**Exercise details:** Write out the whole listing exactly as it stands.

Data records:
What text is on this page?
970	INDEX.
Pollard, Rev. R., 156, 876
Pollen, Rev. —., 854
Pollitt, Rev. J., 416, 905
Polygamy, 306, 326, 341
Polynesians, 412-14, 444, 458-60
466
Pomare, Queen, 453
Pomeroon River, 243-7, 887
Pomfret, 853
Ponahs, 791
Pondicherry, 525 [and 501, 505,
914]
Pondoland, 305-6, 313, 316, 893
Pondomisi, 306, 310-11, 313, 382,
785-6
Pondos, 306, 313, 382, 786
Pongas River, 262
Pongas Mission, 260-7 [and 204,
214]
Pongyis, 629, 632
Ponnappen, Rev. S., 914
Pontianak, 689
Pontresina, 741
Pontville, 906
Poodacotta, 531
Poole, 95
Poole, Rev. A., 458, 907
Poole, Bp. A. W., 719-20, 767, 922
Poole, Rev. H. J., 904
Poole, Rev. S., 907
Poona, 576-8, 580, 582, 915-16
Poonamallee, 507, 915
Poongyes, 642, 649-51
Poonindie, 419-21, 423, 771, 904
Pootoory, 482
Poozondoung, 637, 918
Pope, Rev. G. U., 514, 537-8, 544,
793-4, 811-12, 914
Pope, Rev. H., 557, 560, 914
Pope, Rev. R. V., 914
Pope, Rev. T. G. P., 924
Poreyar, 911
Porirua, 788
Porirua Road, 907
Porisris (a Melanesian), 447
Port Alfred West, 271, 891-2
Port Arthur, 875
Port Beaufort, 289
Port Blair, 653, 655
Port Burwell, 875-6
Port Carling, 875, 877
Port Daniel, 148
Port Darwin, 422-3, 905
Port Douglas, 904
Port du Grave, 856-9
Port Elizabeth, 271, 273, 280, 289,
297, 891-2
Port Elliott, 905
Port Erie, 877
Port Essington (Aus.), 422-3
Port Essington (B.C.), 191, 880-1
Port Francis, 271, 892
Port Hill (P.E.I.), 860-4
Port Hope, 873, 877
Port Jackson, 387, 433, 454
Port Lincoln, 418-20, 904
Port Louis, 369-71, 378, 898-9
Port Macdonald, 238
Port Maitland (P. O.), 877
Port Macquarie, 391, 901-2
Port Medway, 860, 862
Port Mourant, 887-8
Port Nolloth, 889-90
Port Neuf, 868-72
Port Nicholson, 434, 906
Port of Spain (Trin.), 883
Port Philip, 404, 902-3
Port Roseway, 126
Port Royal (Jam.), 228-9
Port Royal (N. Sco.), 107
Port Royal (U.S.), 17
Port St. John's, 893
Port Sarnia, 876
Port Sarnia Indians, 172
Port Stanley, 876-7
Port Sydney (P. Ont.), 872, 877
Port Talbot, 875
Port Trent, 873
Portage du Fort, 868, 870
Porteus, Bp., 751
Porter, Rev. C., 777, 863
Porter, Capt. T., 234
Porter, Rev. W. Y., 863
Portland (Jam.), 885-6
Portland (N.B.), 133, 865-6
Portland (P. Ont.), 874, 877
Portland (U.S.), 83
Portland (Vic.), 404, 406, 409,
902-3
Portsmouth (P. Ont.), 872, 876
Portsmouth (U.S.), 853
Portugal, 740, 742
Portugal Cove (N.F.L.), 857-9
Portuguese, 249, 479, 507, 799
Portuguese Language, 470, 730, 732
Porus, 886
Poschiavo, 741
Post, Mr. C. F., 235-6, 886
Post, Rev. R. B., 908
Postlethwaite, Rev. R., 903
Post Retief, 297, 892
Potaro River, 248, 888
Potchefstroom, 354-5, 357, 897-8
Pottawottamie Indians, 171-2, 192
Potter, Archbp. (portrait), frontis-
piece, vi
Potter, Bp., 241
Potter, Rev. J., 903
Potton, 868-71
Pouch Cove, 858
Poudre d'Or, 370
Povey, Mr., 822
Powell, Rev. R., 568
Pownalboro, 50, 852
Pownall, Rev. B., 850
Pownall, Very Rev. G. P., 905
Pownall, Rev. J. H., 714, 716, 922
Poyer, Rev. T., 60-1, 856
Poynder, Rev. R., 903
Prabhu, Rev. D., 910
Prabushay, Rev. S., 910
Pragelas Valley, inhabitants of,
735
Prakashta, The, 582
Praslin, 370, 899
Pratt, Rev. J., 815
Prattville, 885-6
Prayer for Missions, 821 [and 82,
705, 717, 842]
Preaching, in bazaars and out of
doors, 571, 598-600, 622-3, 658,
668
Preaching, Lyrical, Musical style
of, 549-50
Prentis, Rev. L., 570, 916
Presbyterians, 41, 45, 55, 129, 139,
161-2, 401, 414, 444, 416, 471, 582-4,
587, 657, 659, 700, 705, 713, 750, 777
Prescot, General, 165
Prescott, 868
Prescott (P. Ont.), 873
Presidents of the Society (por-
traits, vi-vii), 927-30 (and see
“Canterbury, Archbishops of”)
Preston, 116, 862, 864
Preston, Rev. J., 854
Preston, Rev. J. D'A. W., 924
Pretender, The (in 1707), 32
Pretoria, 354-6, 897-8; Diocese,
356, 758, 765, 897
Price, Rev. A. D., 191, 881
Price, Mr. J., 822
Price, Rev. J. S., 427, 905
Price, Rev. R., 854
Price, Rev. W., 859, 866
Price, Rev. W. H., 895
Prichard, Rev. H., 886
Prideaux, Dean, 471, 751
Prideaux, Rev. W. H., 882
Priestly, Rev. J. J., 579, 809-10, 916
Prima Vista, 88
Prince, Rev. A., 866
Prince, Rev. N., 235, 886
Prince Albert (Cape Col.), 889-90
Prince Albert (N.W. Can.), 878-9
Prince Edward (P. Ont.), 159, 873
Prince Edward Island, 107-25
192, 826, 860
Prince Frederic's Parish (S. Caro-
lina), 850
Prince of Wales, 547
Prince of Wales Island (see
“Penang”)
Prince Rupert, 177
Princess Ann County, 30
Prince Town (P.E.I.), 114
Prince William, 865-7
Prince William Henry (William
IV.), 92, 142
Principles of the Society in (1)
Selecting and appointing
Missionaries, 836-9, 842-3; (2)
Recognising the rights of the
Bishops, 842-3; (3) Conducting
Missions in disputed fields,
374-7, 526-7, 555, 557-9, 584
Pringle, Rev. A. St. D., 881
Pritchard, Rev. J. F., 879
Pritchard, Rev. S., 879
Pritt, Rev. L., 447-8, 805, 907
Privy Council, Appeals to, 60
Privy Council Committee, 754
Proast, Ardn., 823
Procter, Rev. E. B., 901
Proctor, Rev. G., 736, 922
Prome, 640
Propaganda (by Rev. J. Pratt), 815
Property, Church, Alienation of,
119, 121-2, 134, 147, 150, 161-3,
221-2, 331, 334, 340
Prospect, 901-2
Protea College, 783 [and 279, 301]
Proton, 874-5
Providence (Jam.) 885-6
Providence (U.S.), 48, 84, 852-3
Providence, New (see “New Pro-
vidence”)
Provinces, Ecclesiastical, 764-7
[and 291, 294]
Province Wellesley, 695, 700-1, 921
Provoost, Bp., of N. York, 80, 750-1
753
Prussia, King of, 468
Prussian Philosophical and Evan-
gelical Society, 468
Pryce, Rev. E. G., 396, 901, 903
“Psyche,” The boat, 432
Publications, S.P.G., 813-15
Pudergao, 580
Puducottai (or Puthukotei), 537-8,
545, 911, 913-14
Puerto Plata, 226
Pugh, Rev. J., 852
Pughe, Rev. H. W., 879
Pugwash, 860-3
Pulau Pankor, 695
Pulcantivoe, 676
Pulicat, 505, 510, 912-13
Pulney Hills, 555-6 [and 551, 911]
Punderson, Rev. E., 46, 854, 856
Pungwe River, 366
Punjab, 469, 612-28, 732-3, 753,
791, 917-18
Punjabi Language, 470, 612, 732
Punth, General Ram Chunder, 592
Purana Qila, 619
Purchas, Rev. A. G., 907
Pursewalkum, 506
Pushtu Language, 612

**Result of this exercise:**
What text is on this page?
970	INDEX.
Pollard, Rev. R., 156, 876
Pollen, Rev. —., 854
Pollitt, Rev. J., 416, 905
Polygamy, 306, 326, 341
Polynesians, 412-14, 444, 458-60
466
Pomare, Queen, 453
Pomeroon River, 243-7, 887
Pomfret, 853
Ponahs, 791
Pondicherry, 525 [and 501, 505,
914]
Pondoland, 305-6, 313, 316, 893
Pondomisi, 306, 310-11, 313, 382,
785-6
Pondos, 306, 313, 382, 786
Pongas River, 262
Pongas Mission, 260-7 [and 204,
214]
Pongyis, 629, 632
Ponnappen, Rev. S., 914
Pontianak, 689
Pontresina, 741
Pontville, 906
Poodacotta, 531
Poole, 95
Poole, Rev. A., 458, 907
Poole, Bp. A. W., 719-20, 767, 922
Poole, Rev. H. J., 904
Poole, Rev. S., 907
Poona, 576-8, 580, 582, 915-16
Poonamallee, 507, 915
Poongyes, 642, 649-51
Poonindie, 419-21, 423, 771, 904
Pootoory, 482
Poozondoung, 637, 918
Pope, Rev. G. U., 514, 537-8, 544,
793-4, 811-12, 914
Pope, Rev. H., 557, 560, 914
Pope, Rev. R. V., 914
Pope, Rev. T. G. P., 924
Poreyar, 911
Porirua, 788
Porirua Road, 907
Porisris (a Melanesian), 447
Port Alfred West, 271, 891-2
Port Arthur, 875
Port Beaufort, 289
Port Blair, 653, 655
Port Burwell, 875-6
Port Carling, 875, 877
Port Daniel, 148
Port Darwin, 422-3, 905
Port Douglas, 904
Port du Grave, 856-9
Port Elizabeth, 271, 273, 280, 289,
297, 891-2
Port Elliott, 905
Port Erie, 877
Port Essington (Aus.), 422-3
Port Essington (B.C.), 191, 880-1
Port Francis, 271, 892
Port Hill (P.E.I.), 860-4
Port Hope, 873, 877
Port Jackson, 387, 433, 454
Port Lincoln, 418-20, 904
Port Louis, 369-71, 378, 898-9
Port Macdonald, 238
Port Maitland (P. O.), 877
Port Macquarie, 391, 901-2
Port Medway, 860, 862
Port Mourant, 887-8
Port Nolloth, 889-90
Port Neuf, 868-72
Port Nicholson, 434, 906
Port of Spain (Trin.), 883
Port Philip, 404, 902-3
Port Roseway, 126
Port Royal (Jam.), 228-9
Port Royal (N. Sco.), 107
Port Royal (U.S.), 17
Port St. John's, 893
Port Sarnia, 876
Port Sarnia Indians, 172
Port Stanley, 876-7
Port Sydney (P. Ont.), 872, 877
Port Talbot, 875
Port Trent, 873
Portage du Fort, 868, 870
Porteus, Bp., 751
Porter, Rev. C., 777, 863
Porter, Capt. T., 234
Porter, Rev. W. Y., 863
Portland (Jam.), 885-6
Portland (N.B.), 133, 865-6
Portland (P. Ont.), 874, 877
Portland (U.S.), 83
Portland (Vic.), 404, 406, 409,
902-3
Portsmouth (P. Ont.), 872, 876
Portsmouth (U.S.), 853
Portugal, 740, 742
Portugal Cove (N.F.L.), 857-9
Portuguese, 249, 479, 507, 799
Portuguese Language, 470, 730, 732
Porus, 886
Poschiavo, 741
Post, Mr. C. F., 235-6, 886
Post, Rev. R. B., 908
Postlethwaite, Rev. R., 903
Post Retief, 297, 892
Potaro River, 248, 888
Potchefstroom, 354-5, 357, 897-8
Pottawottamie Indians, 171-2, 192
Potter, Archbp. (portrait), frontis-
piece, vi
Potter, Bp., 241
Potter, Rev. J., 903
Potton, 868-71
Pouch Cove, 858
Poudre d'Or, 370
Povey, Mr., 822
Powell, Rev. R., 568
Pownalboro, 50, 852
Pownall, Rev. B., 850
Pownall, Very Rev. G. P., 905
Pownall, Rev. J. H., 714, 716, 922
Poyer, Rev. T., 60-1, 856
Poynder, Rev. R., 903
Prabhu, Rev. D., 910
Prabushay, Rev. S., 910
Pragelas Valley, inhabitants of,
735
Prakashta, The, 582
Praslin, 370, 899
Pratt, Rev. J., 815
Prattville, 885-6
Prayer for Missions, 821 [and 82,
705, 717, 842]
Preaching, in bazaars and out of
doors, 571, 598-600, 622-3, 658,
668
Preaching, Lyrical, Musical style
of, 549-50
Prentis, Rev. L., 570, 916
Presbyterians, 41, 45, 55, 129, 139,
161-2, 401, 414, 444, 416, 471, 582-4,
587, 657, 659, 700, 705, 713, 750, 777
Prescot, General, 165
Prescott, 868
Prescott (P. Ont.), 873
Presidents of the Society (por-
traits, vi-vii), 927-30 (and see
“Canterbury, Archbishops of”)
Preston, 116, 862, 864
Preston, Rev. J., 854
Preston, Rev. J. D'A. W., 924
Pretender, The (in 1707), 32
Pretoria, 354-6, 897-8; Diocese,
356, 758, 765, 897
Price, Rev. A. D., 191, 881
Price, Mr. J., 822
Price, Rev. J. S., 427, 905
Price, Rev. R., 854
Price, Rev. W., 859, 866
Price, Rev. W. H., 895
Prichard, Rev. H., 886
Prideaux, Dean, 471, 751
Prideaux, Rev. W. H., 882
Priestly, Rev. J. J., 579, 809-10, 916
Prima Vista, 88
Prince, Rev. A., 866
Prince, Rev. N., 235, 886
Prince Albert (Cape Col.), 889-90
Prince Albert (N.W. Can.), 878-9
Prince Edward (P. Ont.), 159, 873
Prince Edward Island, 107-25
192, 826, 860
Prince Frederic's Parish (S. Caro-
lina), 850
Prince of Wales, 547
Prince of Wales Island (see
“Penang”)
Prince Rupert, 177
Princess Ann County, 30
Prince Town (P.E.I.), 114
Prince William, 865-7
Prince William Henry (William
IV.), 92, 142
Principles of the Society in (1)
Selecting and appointing
Missionaries, 836-9, 842-3; (2)
Recognising the rights of the
Bishops, 842-3; (3) Conducting
Missions in disputed fields,
374-7, 526-7, 555, 557-9, 584
Pringle, Rev. A. St. D., 881
Pritchard, Rev. J. F., 879
Pritchard, Rev. S., 879
Pritt, Rev. L., 447-8, 805, 907
Privy Council, Appeals to, 60
Privy Council Committee, 754
Proast, Ardn., 823
Procter, Rev. E. B., 901
Proctor, Rev. G., 736, 922
Prome, 640
Propaganda (by Rev. J. Pratt), 815
Property, Church, Alienation of,
119, 121-2, 134, 147, 150, 161-3,
221-2, 331, 334, 340
Prospect, 901-2
Protea College, 783 [and 279, 301]
Proton, 874-5
Providence (Jam.) 885-6
Providence (U.S.), 48, 84, 852-3
Providence, New (see “New Pro-
vidence”)
Provinces, Ecclesiastical, 764-7
[and 291, 294]
Province Wellesley, 695, 700-1, 921
Provoost, Bp., of N. York, 80, 750-1
753
Prussia, King of, 468
Prussian Philosophical and Evan-
gelical Society, 468
Pryce, Rev. E. G., 396, 901, 903
“Psyche,” The boat, 432
Publications, S.P.G., 813-15
Pudergao, 580
Puducottai (or Puthukotei), 537-8,
545, 911, 913-14
Puerto Plata, 226
Pugh, Rev. J., 852
Pughe, Rev. H. W., 879
Pugwash, 860-3
Pulau Pankor, 695
Pulcantivoe, 676
Pulicat, 505, 510, 912-13
Pulney Hills, 555-6 [and 551, 911]
Punderson, Rev. E., 46, 854, 856
Pungwe River, 366
Punjab, 469, 612-28, 732-3, 753,
791, 917-18
Punjabi Language, 470, 612, 732
Punth, General Ram Chunder, 592
Purana Qila, 619
Purchas, Rev. A. G., 907
Pursewalkum, 506
Pushtu Language, 612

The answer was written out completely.